TASK DIRECTIONS ->
Repeat each line of the material exactly.

┌─ MATERIALS PROVIDED

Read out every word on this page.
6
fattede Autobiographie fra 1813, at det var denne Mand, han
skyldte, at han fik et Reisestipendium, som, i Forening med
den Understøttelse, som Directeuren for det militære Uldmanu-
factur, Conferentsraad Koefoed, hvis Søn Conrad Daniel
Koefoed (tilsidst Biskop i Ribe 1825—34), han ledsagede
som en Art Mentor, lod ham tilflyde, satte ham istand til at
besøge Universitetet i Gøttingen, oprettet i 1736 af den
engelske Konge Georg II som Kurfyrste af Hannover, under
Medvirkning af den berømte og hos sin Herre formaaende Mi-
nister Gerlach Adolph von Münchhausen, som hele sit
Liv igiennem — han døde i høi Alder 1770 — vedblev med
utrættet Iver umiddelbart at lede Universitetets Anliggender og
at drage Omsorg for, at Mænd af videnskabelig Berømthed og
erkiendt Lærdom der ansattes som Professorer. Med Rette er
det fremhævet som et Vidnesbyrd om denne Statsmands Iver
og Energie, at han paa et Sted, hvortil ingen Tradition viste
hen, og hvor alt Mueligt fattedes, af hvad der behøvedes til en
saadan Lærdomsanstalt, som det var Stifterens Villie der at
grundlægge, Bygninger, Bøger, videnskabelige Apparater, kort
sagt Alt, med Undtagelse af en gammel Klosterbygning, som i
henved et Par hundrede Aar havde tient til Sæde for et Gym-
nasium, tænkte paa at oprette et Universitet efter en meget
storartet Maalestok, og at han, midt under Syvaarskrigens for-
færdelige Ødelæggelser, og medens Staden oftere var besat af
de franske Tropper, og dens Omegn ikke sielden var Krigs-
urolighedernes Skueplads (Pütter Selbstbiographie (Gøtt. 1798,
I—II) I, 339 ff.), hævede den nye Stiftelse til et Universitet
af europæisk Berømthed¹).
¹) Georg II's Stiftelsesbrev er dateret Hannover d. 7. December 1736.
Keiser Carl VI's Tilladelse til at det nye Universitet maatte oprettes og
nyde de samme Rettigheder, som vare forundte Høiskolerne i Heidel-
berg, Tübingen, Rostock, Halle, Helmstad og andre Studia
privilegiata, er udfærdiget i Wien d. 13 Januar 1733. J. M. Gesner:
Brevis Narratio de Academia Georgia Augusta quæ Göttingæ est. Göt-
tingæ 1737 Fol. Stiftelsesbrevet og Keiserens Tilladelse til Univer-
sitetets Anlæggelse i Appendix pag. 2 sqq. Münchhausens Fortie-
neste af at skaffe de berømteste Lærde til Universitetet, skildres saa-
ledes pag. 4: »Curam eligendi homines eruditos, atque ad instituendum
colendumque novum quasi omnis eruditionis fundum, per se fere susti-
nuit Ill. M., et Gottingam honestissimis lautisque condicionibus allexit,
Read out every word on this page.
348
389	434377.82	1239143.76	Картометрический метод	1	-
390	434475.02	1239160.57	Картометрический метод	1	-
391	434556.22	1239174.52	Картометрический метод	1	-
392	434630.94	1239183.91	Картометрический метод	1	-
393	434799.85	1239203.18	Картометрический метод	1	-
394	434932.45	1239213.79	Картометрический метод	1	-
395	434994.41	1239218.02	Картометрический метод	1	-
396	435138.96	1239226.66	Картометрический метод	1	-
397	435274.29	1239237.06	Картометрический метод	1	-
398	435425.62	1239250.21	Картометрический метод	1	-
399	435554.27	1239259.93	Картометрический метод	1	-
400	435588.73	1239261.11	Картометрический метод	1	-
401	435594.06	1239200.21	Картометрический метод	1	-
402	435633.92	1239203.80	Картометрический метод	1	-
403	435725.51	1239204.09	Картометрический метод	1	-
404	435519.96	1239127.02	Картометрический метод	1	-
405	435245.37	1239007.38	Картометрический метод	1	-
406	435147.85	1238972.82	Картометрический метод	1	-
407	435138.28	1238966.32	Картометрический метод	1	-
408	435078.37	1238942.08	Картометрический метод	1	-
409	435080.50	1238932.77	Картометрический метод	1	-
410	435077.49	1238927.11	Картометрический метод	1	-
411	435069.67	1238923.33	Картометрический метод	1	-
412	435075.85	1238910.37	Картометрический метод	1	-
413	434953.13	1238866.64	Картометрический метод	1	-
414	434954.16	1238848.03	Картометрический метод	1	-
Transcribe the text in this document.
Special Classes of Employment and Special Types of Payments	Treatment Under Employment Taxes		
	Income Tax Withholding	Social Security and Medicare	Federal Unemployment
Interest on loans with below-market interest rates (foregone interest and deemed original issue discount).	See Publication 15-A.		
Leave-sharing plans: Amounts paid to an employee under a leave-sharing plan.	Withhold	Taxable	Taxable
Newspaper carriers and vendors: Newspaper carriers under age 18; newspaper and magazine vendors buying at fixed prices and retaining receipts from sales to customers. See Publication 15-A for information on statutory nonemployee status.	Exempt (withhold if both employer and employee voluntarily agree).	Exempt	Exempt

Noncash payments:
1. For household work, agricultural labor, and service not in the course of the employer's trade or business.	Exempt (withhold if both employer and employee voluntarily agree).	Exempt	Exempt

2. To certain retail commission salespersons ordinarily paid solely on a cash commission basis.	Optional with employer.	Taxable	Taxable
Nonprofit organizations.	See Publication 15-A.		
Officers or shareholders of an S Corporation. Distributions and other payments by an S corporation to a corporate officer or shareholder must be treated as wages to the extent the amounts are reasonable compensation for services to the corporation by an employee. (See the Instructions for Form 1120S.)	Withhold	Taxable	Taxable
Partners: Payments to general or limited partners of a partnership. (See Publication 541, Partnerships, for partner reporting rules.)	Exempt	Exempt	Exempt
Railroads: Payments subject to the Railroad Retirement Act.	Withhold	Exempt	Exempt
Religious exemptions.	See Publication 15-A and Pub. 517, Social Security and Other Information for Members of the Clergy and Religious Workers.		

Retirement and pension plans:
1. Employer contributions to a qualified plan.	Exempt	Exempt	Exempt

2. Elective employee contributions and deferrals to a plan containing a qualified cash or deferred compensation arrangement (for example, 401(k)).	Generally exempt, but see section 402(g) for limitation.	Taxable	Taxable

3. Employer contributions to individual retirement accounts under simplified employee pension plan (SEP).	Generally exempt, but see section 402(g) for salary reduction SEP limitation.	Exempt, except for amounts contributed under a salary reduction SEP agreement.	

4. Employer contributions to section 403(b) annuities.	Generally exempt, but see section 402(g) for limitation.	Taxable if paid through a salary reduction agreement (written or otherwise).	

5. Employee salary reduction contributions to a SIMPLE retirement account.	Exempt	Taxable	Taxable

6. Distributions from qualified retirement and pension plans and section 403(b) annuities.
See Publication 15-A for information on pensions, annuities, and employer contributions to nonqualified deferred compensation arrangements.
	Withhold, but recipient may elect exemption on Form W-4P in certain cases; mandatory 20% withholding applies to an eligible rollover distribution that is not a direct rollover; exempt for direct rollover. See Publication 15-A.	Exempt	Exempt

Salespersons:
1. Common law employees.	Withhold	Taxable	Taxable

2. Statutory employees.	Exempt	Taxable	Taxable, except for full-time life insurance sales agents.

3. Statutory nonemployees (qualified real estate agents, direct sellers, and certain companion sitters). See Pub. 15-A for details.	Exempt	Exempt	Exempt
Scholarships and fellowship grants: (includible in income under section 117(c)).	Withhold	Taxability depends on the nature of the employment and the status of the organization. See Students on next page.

└─

SOLUTION BELOW ->
Read out every word on this page.
6
fattede Autobiographie fra 1813, at det var denne Mand, han
skyldte, at han fik et Reisestipendium, som, i Forening med
den Understøttelse, som Directeuren for det militære Uldmanu-
factur, Conferentsraad Koefoed, hvis Søn Conrad Daniel
Koefoed (tilsidst Biskop i Ribe 1825—34), han ledsagede
som en Art Mentor, lod ham tilflyde, satte ham istand til at
besøge Universitetet i Gøttingen, oprettet i 1736 af den
engelske Konge Georg II som Kurfyrste af Hannover, under
Medvirkning af den berømte og hos sin Herre formaaende Mi-
nister Gerlach Adolph von Münchhausen, som hele sit
Liv igiennem — han døde i høi Alder 1770 — vedblev med
utrættet Iver umiddelbart at lede Universitetets Anliggender og
at drage Omsorg for, at Mænd af videnskabelig Berømthed og
erkiendt Lærdom der ansattes som Professorer. Med Rette er
det fremhævet som et Vidnesbyrd om denne Statsmands Iver
og Energie, at han paa et Sted, hvortil ingen Tradition viste
hen, og hvor alt Mueligt fattedes, af hvad der behøvedes til en
saadan Lærdomsanstalt, som det var Stifterens Villie der at
grundlægge, Bygninger, Bøger, videnskabelige Apparater, kort
sagt Alt, med Undtagelse af en gammel Klosterbygning, som i
henved et Par hundrede Aar havde tient til Sæde for et Gym-
nasium, tænkte paa at oprette et Universitet efter en meget
storartet Maalestok, og at han, midt under Syvaarskrigens for-
færdelige Ødelæggelser, og medens Staden oftere var besat af
de franske Tropper, og dens Omegn ikke sielden var Krigs-
urolighedernes Skueplads (Pütter Selbstbiographie (Gøtt. 1798,
I—II) I, 339 ff.), hævede den nye Stiftelse til et Universitet
af europæisk Berømthed¹).
¹) Georg II's Stiftelsesbrev er dateret Hannover d. 7. December 1736.
Keiser Carl VI's Tilladelse til at det nye Universitet maatte oprettes og
nyde de samme Rettigheder, som vare forundte Høiskolerne i Heidel-
berg, Tübingen, Rostock, Halle, Helmstad og andre Studia
privilegiata, er udfærdiget i Wien d. 13 Januar 1733. J. M. Gesner:
Brevis Narratio de Academia Georgia Augusta quæ Göttingæ est. Göt-
tingæ 1737 Fol. Stiftelsesbrevet og Keiserens Tilladelse til Univer-
sitetets Anlæggelse i Appendix pag. 2 sqq. Münchhausens Fortie-
neste af at skaffe de berømteste Lærde til Universitetet, skildres saa-
ledes pag. 4: »Curam eligendi homines eruditos, atque ad instituendum
colendumque novum quasi omnis eruditionis fundum, per se fere susti-
nuit Ill. M., et Gottingam honestissimis lautisque condicionibus allexit,
Read out every word on this page.
348
389	434377.82	1239143.76	Картометрический метод	1	-
390	434475.02	1239160.57	Картометрический метод	1	-
391	434556.22	1239174.52	Картометрический метод	1	-
392	434630.94	1239183.91	Картометрический метод	1	-
393	434799.85	1239203.18	Картометрический метод	1	-
394	434932.45	1239213.79	Картометрический метод	1	-
395	434994.41	1239218.02	Картометрический метод	1	-
396	435138.96	1239226.66	Картометрический метод	1	-
397	435274.29	1239237.06	Картометрический метод	1	-
398	435425.62	1239250.21	Картометрический метод	1	-
399	435554.27	1239259.93	Картометрический метод	1	-
400	435588.73	1239261.11	Картометрический метод	1	-
401	435594.06	1239200.21	Картометрический метод	1	-
402	435633.92	1239203.80	Картометрический метод	1	-
403	435725.51	1239204.09	Картометрический метод	1	-
404	435519.96	1239127.02	Картометрический метод	1	-
405	435245.37	1239007.38	Картометрический метод	1	-
406	435147.85	1238972.82	Картометрический метод	1	-
407	435138.28	1238966.32	Картометрический метод	1	-
408	435078.37	1238942.08	Картометрический метод	1	-
409	435080.50	1238932.77	Картометрический метод	1	-
410	435077.49	1238927.11	Картометрический метод	1	-
411	435069.67	1238923.33	Картометрический метод	1	-
412	435075.85	1238910.37	Картометрический метод	1	-
413	434953.13	1238866.64	Картометрический метод	1	-
414	434954.16	1238848.03	Картометрический метод	1	-
Transcribe the text in this document.
Special Classes of Employment and Special Types of Payments	Treatment Under Employment Taxes		
	Income Tax Withholding	Social Security and Medicare	Federal Unemployment
Interest on loans with below-market interest rates (foregone interest and deemed original issue discount).	See Publication 15-A.		
Leave-sharing plans: Amounts paid to an employee under a leave-sharing plan.	Withhold	Taxable	Taxable
Newspaper carriers and vendors: Newspaper carriers under age 18; newspaper and magazine vendors buying at fixed prices and retaining receipts from sales to customers. See Publication 15-A for information on statutory nonemployee status.	Exempt (withhold if both employer and employee voluntarily agree).	Exempt	Exempt

Noncash payments:
1. For household work, agricultural labor, and service not in the course of the employer's trade or business.	Exempt (withhold if both employer and employee voluntarily agree).	Exempt	Exempt

2. To certain retail commission salespersons ordinarily paid solely on a cash commission basis.	Optional with employer.	Taxable	Taxable
Nonprofit organizations.	See Publication 15-A.		
Officers or shareholders of an S Corporation. Distributions and other payments by an S corporation to a corporate officer or shareholder must be treated as wages to the extent the amounts are reasonable compensation for services to the corporation by an employee. (See the Instructions for Form 1120S.)	Withhold	Taxable	Taxable
Partners: Payments to general or limited partners of a partnership. (See Publication 541, Partnerships, for partner reporting rules.)	Exempt	Exempt	Exempt
Railroads: Payments subject to the Railroad Retirement Act.	Withhold	Exempt	Exempt
Religious exemptions.	See Publication 15-A and Pub. 517, Social Security and Other Information for Members of the Clergy and Religious Workers.		

Retirement and pension plans:
1. Employer contributions to a qualified plan.	Exempt	Exempt	Exempt

2. Elective employee contributions and deferrals to a plan containing a qualified cash or deferred compensation arrangement (for example, 401(k)).	Generally exempt, but see section 402(g) for limitation.	Taxable	Taxable

3. Employer contributions to individual retirement accounts under simplified employee pension plan (SEP).	Generally exempt, but see section 402(g) for salary reduction SEP limitation.	Exempt, except for amounts contributed under a salary reduction SEP agreement.	

4. Employer contributions to section 403(b) annuities.	Generally exempt, but see section 402(g) for limitation.	Taxable if paid through a salary reduction agreement (written or otherwise).	

5. Employee salary reduction contributions to a SIMPLE retirement account.	Exempt	Taxable	Taxable

6. Distributions from qualified retirement and pension plans and section 403(b) annuities.
See Publication 15-A for information on pensions, annuities, and employer contributions to nonqualified deferred compensation arrangements.
	Withhold, but recipient may elect exemption on Form W-4P in certain cases; mandatory 20% withholding applies to an eligible rollover distribution that is not a direct rollover; exempt for direct rollover. See Publication 15-A.	Exempt	Exempt

Salespersons:
1. Common law employees.	Withhold	Taxable	Taxable

2. Statutory employees.	Exempt	Taxable	Taxable, except for full-time life insurance sales agents.

3. Statutory nonemployees (qualified real estate agents, direct sellers, and certain companion sitters). See Pub. 15-A for details.	Exempt	Exempt	Exempt
Scholarships and fellowship grants: (includible in income under section 117(c)).	Withhold	Taxability depends on the nature of the employment and the status of the organization. See Students on next page.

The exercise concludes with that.